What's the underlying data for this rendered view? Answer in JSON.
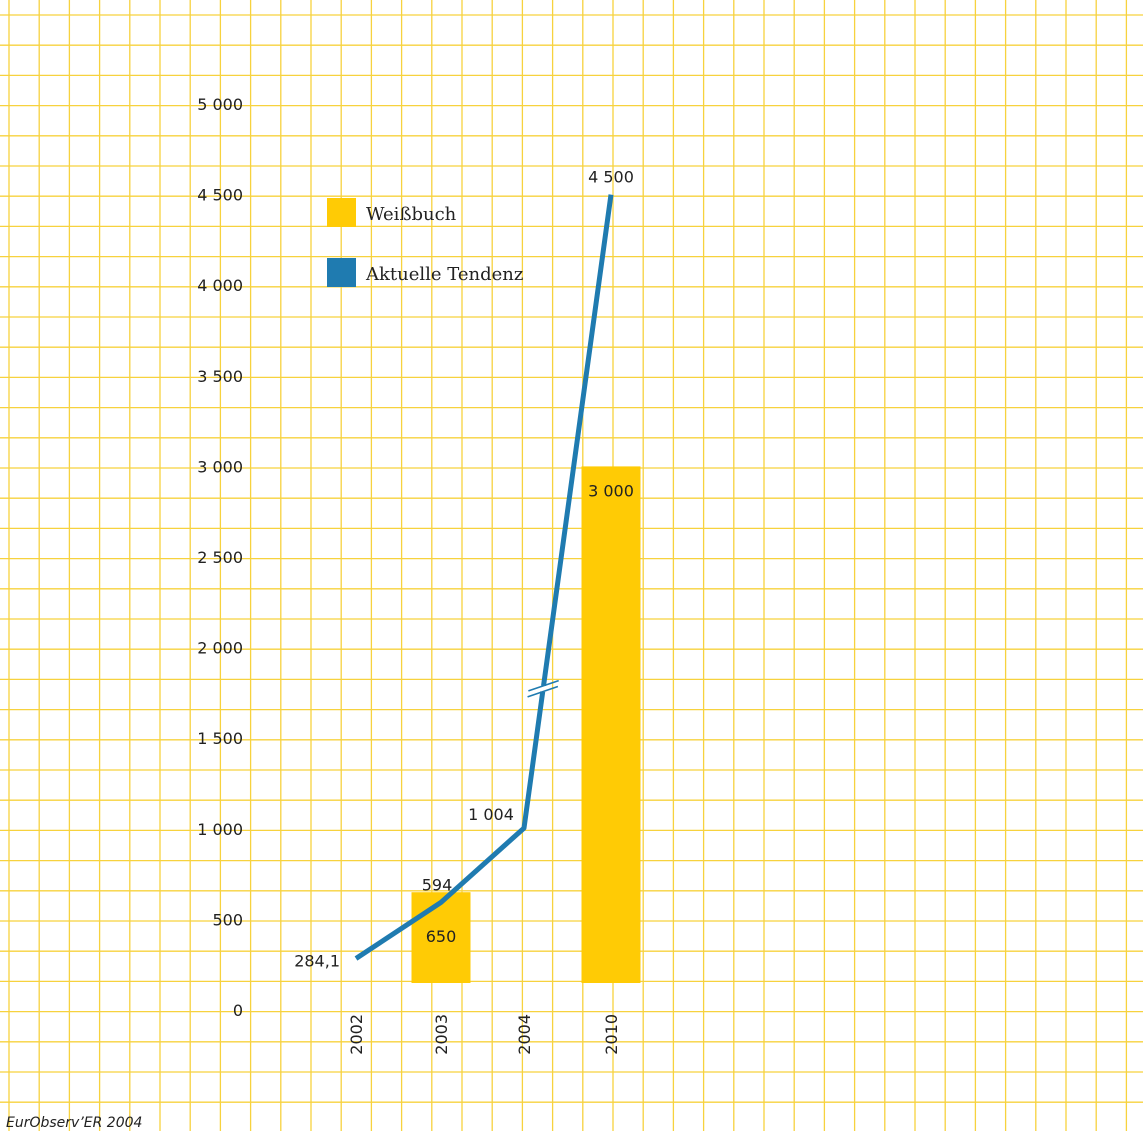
{
  "chart_data": {
    "type": "bar",
    "categories": [
      "2002",
      "2003",
      "2004",
      "2010"
    ],
    "series": [
      {
        "name": "Weißbuch",
        "kind": "bar",
        "values": [
          null,
          650,
          null,
          3000
        ],
        "labels": [
          "",
          "650",
          "",
          "3 000"
        ]
      },
      {
        "name": "Aktuelle Tendenz",
        "kind": "line",
        "values": [
          284.1,
          594,
          1004,
          4500
        ],
        "labels": [
          "284,1",
          "594",
          "1 004",
          "4 500"
        ]
      }
    ],
    "y_ticks": [
      {
        "value": 0,
        "label": "0"
      },
      {
        "value": 500,
        "label": "500"
      },
      {
        "value": 1000,
        "label": "1 000"
      },
      {
        "value": 1500,
        "label": "1 500"
      },
      {
        "value": 2000,
        "label": "2 000"
      },
      {
        "value": 2500,
        "label": "2 500"
      },
      {
        "value": 3000,
        "label": "3 000"
      },
      {
        "value": 3500,
        "label": "3 500"
      },
      {
        "value": 4000,
        "label": "4 000"
      },
      {
        "value": 4500,
        "label": "4 500"
      },
      {
        "value": 5000,
        "label": "5 000"
      }
    ],
    "ylim": [
      0,
      5000
    ],
    "axis_break": "between 2004 and 2010",
    "grid": true,
    "legend_position": "top-left",
    "colors": {
      "bar": "#FFCB05",
      "line": "#1F7BB0",
      "grid": "#F7D23E"
    },
    "source": "EurObserv’ER 2004"
  }
}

++++++++++++++++++++

_SHORT TASK_
Each entry gets copied exactly; the pictures stay out.

_RESULT BELOW_
What's the underlying data for this rendered view? Answer in JSON.
{
  "chart_data": {
    "type": "bar",
    "categories": [
      "2002",
      "2003",
      "2004",
      "2010"
    ],
    "series": [
      {
        "name": "Weißbuch",
        "kind": "bar",
        "values": [
          null,
          650,
          null,
          3000
        ],
        "labels": [
          "",
          "650",
          "",
          "3 000"
        ]
      },
      {
        "name": "Aktuelle Tendenz",
        "kind": "line",
        "values": [
          284.1,
          594,
          1004,
          4500
        ],
        "labels": [
          "284,1",
          "594",
          "1 004",
          "4 500"
        ]
      }
    ],
    "y_ticks": [
      {
        "value": 0,
        "label": "0"
      },
      {
        "value": 500,
        "label": "500"
      },
      {
        "value": 1000,
        "label": "1 000"
      },
      {
        "value": 1500,
        "label": "1 500"
      },
      {
        "value": 2000,
        "label": "2 000"
      },
      {
        "value": 2500,
        "label": "2 500"
      },
      {
        "value": 3000,
        "label": "3 000"
      },
      {
        "value": 3500,
        "label": "3 500"
      },
      {
        "value": 4000,
        "label": "4 000"
      },
      {
        "value": 4500,
        "label": "4 500"
      },
      {
        "value": 5000,
        "label": "5 000"
      }
    ],
    "ylim": [
      0,
      5000
    ],
    "axis_break": "between 2004 and 2010",
    "grid": true,
    "legend_position": "top-left",
    "colors": {
      "bar": "#FFCB05",
      "line": "#1F7BB0",
      "grid": "#F7D23E"
    },
    "source": "EurObserv’ER 2004"
  }
}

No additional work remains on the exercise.